• _WHAT YOU HAVE TO DO_
Each line that includes the string "name" counts once; give the total and nothing else.
— START —
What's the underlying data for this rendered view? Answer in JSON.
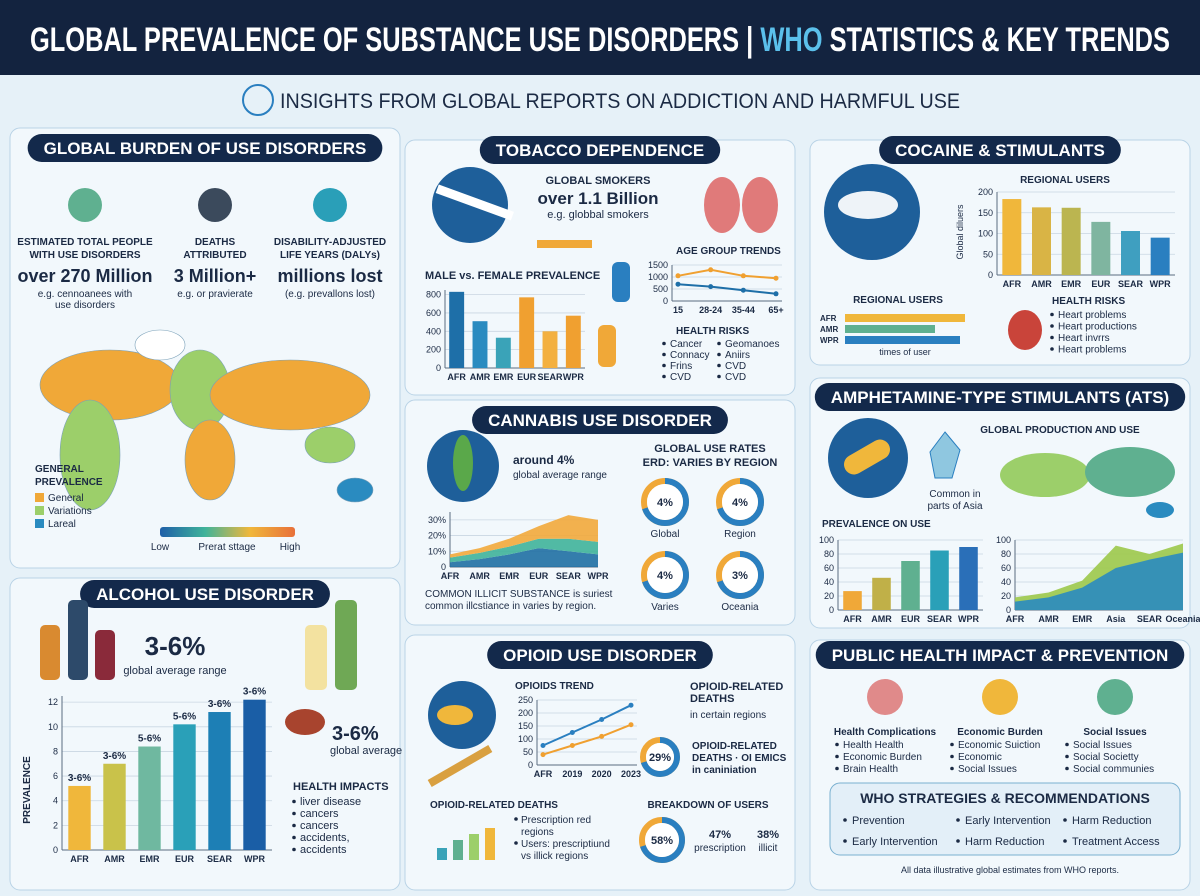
{
  "header": {
    "title": "GLOBAL PREVALENCE OF SUBSTANCE USE DISORDERS",
    "separator": "|",
    "title_highlight": "WHO",
    "title_end": "STATISTICS & KEY TRENDS",
    "subtitle": "INSIGHTS FROM GLOBAL REPORTS ON ADDICTION AND HARMFUL USE"
  },
  "burden": {
    "title": "GLOBAL BURDEN OF USE DISORDERS",
    "stats": [
      {
        "label": [
          "ESTIMATED TOTAL PEOPLE",
          "WITH USE DISORDERS"
        ],
        "value": "over 270 Million",
        "note": [
          "e.g. cennoanees with",
          "use disorders"
        ]
      },
      {
        "label": [
          "DEATHS",
          "ATTRIBUTED"
        ],
        "value": "3 Million+",
        "note": [
          "e.g. or pravierate"
        ]
      },
      {
        "label": [
          "DISABILITY-ADJUSTED",
          "LIFE YEARS (DALYs)"
        ],
        "value": "millions lost",
        "note": [
          "(e.g. prevallons lost)"
        ]
      }
    ],
    "legend_title": [
      "GENERAL",
      "PREVALENCE"
    ],
    "legend": [
      "General",
      "Variations",
      "Lareal"
    ],
    "legend_colors": [
      "#f0a838",
      "#9ccf6a",
      "#2a8bc0"
    ],
    "scale": [
      "Low",
      "Prerat sttage",
      "High"
    ]
  },
  "alcohol": {
    "title": "ALCOHOL USE DISORDER",
    "range": "3-6%",
    "range_note": "global average range",
    "chart": {
      "type": "bar",
      "y_label": "PREVALENCE",
      "categories": [
        "AFR",
        "AMR",
        "EMR",
        "EUR",
        "SEAR",
        "WPR"
      ],
      "values": [
        5.2,
        7.0,
        8.4,
        10.2,
        11.2,
        12.2
      ],
      "bar_notes": [
        "3-6%",
        "3-6%",
        "5-6%",
        "5-6%",
        "3-6%",
        "3-6%"
      ],
      "colors": [
        "#f0b73b",
        "#c9c24a",
        "#6fb8a0",
        "#2aa0b8",
        "#1d7fb5",
        "#1a5ea6"
      ],
      "ylim": [
        0,
        12.5
      ],
      "yticks": [
        0,
        2,
        4,
        6,
        8,
        10,
        12
      ]
    },
    "liver_value": "3-6%",
    "liver_note": "global average",
    "impacts_title": "HEALTH IMPACTS",
    "impacts": [
      "liver disease",
      "cancers",
      "cancers",
      "accidents,",
      "accidents"
    ]
  },
  "tobacco": {
    "title": "TOBACCO DEPENDENCE",
    "smokers_title": "GLOBAL SMOKERS",
    "smokers_value": "over 1.1 Billion",
    "smokers_note": "e.g. globbal smokers",
    "chart": {
      "type": "bar",
      "title": "MALE vs. FEMALE PREVALENCE",
      "categories": [
        "AFR",
        "AMR",
        "EMR",
        "EUR",
        "SEAR",
        "WPR"
      ],
      "values": [
        830,
        510,
        330,
        770,
        400,
        570
      ],
      "colors": [
        "#1e6fa8",
        "#2a8bc0",
        "#3aa3b8",
        "#f0a030",
        "#f3b040",
        "#f0a030"
      ],
      "ylim": [
        0,
        850
      ],
      "yticks": [
        0,
        200,
        400,
        600,
        800
      ]
    },
    "age_chart": {
      "type": "line",
      "title": "AGE GROUP TRENDS",
      "categories": [
        "15",
        "28-24",
        "35-44",
        "65+"
      ],
      "series": [
        {
          "color": "#f0a030",
          "values": [
            1050,
            1300,
            1050,
            950
          ]
        },
        {
          "color": "#1e6fa8",
          "values": [
            700,
            600,
            450,
            300
          ]
        }
      ],
      "ylim": [
        0,
        1500
      ],
      "yticks": [
        0,
        500,
        1000,
        1500
      ]
    },
    "risks_title": "HEALTH RISKS",
    "risks_1": [
      "Cancer",
      "Connacy",
      "Frins",
      "CVD"
    ],
    "risks_2": [
      "Geomanoes",
      "Aniirs",
      "CVD",
      "CVD"
    ]
  },
  "cannabis": {
    "title": "CANNABIS USE DISORDER",
    "value": "around 4%",
    "value_note": "global average range",
    "chart": {
      "type": "area",
      "stacked": true,
      "categories": [
        "AFR",
        "AMR",
        "EMR",
        "EUR",
        "SEAR",
        "WPR"
      ],
      "series": [
        {
          "color": "#1f6fa3",
          "values": [
            3,
            5,
            8,
            12,
            10,
            8
          ]
        },
        {
          "color": "#3fb39a",
          "values": [
            3,
            4,
            5,
            6,
            8,
            8
          ]
        },
        {
          "color": "#f2a93b",
          "values": [
            2,
            3,
            5,
            8,
            15,
            14
          ]
        }
      ],
      "ylim": [
        0,
        35
      ],
      "yticks": [
        0,
        {
          "value": 10,
          "label": "10%"
        },
        {
          "value": 20,
          "label": "20%"
        },
        {
          "value": 30,
          "label": "30%"
        }
      ]
    },
    "note": [
      "COMMON ILLICIT SUBSTANCE is suriest",
      "common illcstiance in varies by region."
    ],
    "rates_title": "GLOBAL USE RATES",
    "rates_subtitle": "ERD: VARIES BY REGION",
    "rates": [
      {
        "value": "4%",
        "name": "Global"
      },
      {
        "value": "4%",
        "name": "Region"
      },
      {
        "value": "4%",
        "name": "Varies"
      },
      {
        "value": "3%",
        "name": "Oceania"
      }
    ]
  },
  "opioid": {
    "title": "OPIOID USE DISORDER",
    "trend": {
      "type": "line",
      "title": "OPIOIDS TREND",
      "categories": [
        "AFR",
        "2019",
        "2020",
        "2023"
      ],
      "series": [
        {
          "color": "#2a7fc0",
          "values": [
            75,
            125,
            175,
            230
          ]
        },
        {
          "color": "#f0a030",
          "values": [
            40,
            75,
            110,
            155
          ]
        }
      ],
      "ylim": [
        0,
        250
      ],
      "yticks": [
        0,
        50,
        100,
        150,
        200,
        250
      ]
    },
    "deaths_title": [
      "OPIOID-RELATED",
      "DEATHS"
    ],
    "deaths_note": "in certain regions",
    "donut": "29%",
    "donut_text": [
      "OPIOID-RELATED",
      "DEATHS · OI EMICS",
      "in caniniation"
    ],
    "small_title": "OPIOID-RELATED DEATHS",
    "small_notes": [
      "Prescription red",
      "regions",
      "Users: prescriptiund",
      "vs illick regions"
    ],
    "breakdown_title": "BREAKDOWN OF USERS",
    "breakdown_donut": "58%",
    "prescription_value": "47%",
    "prescription": "prescription",
    "illicit_value": "38%",
    "illicit": "illicit"
  },
  "cocaine": {
    "title": "COCAINE & STIMULANTS",
    "chart": {
      "type": "bar",
      "title": "REGIONAL USERS",
      "y_label": "Global diluers",
      "categories": [
        "AFR",
        "AMR",
        "EMR",
        "EUR",
        "SEAR",
        "WPR"
      ],
      "values": [
        183,
        163,
        162,
        128,
        106,
        90
      ],
      "colors": [
        "#f0b73b",
        "#d9b445",
        "#bbb550",
        "#7fb5a0",
        "#3f9fc0",
        "#2a7fc0"
      ],
      "ylim": [
        0,
        200
      ],
      "yticks": [
        0,
        50,
        100,
        150,
        200
      ]
    },
    "hbar_title": "REGIONAL USERS",
    "hbar_categories": [
      "AFR",
      "AMR",
      "WPR"
    ],
    "hbar_note": "times of user",
    "risks_title": "HEALTH RISKS",
    "risks": [
      "Heart problems",
      "Heart productions",
      "Heart invrrs",
      "Heart problems"
    ]
  },
  "ats": {
    "title": "AMPHETAMINE-TYPE STIMULANTS (ATS)",
    "production_title": "GLOBAL PRODUCTION AND USE",
    "note": [
      "Common in",
      "parts of Asia"
    ],
    "prevalence_title": "PREVALENCE ON USE",
    "chart": {
      "type": "bar",
      "categories": [
        "AFR",
        "AMR",
        "EUR",
        "SEAR",
        "WPR"
      ],
      "values": [
        27,
        46,
        70,
        85,
        90
      ],
      "colors": [
        "#f0a838",
        "#c0b048",
        "#5fb090",
        "#2aa0b8",
        "#2a6fb8"
      ],
      "ylim": [
        0,
        100
      ],
      "yticks": [
        0,
        20,
        40,
        60,
        80,
        100
      ]
    },
    "area": {
      "type": "area",
      "stacked": false,
      "categories": [
        "AFR",
        "AMR",
        "EMR",
        "Asia",
        "SEAR",
        "Oceania"
      ],
      "series": [
        {
          "color": "#9cc84a",
          "values": [
            18,
            25,
            42,
            92,
            80,
            95
          ]
        },
        {
          "color": "#2a8bc0",
          "values": [
            12,
            18,
            32,
            60,
            72,
            82
          ]
        }
      ],
      "ylim": [
        0,
        100
      ],
      "yticks": [
        0,
        20,
        40,
        60,
        80,
        100
      ]
    }
  },
  "public_health": {
    "title": "PUBLIC HEALTH IMPACT & PREVENTION",
    "columns": [
      {
        "title": "Health Complications",
        "items": [
          "Health Health",
          "Economic Burden",
          "Brain Health"
        ]
      },
      {
        "title": "Economic Burden",
        "items": [
          "Economic Suiction",
          "Economic",
          "Social Issues"
        ]
      },
      {
        "title": "Social Issues",
        "items": [
          "Social Issues",
          "Social Societty",
          "Social communies"
        ]
      }
    ],
    "strategies_title": "WHO STRATEGIES & RECOMMENDATIONS",
    "strategies": [
      "Prevention",
      "Early Intervention",
      "Harm Reduction",
      "Early Intervention",
      "Harm Reduction",
      "Treatment Access"
    ],
    "footnote": "All data illustrative global estimates from WHO reports."
  }
}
— END —
• _EXERCISE OUTPUT_
4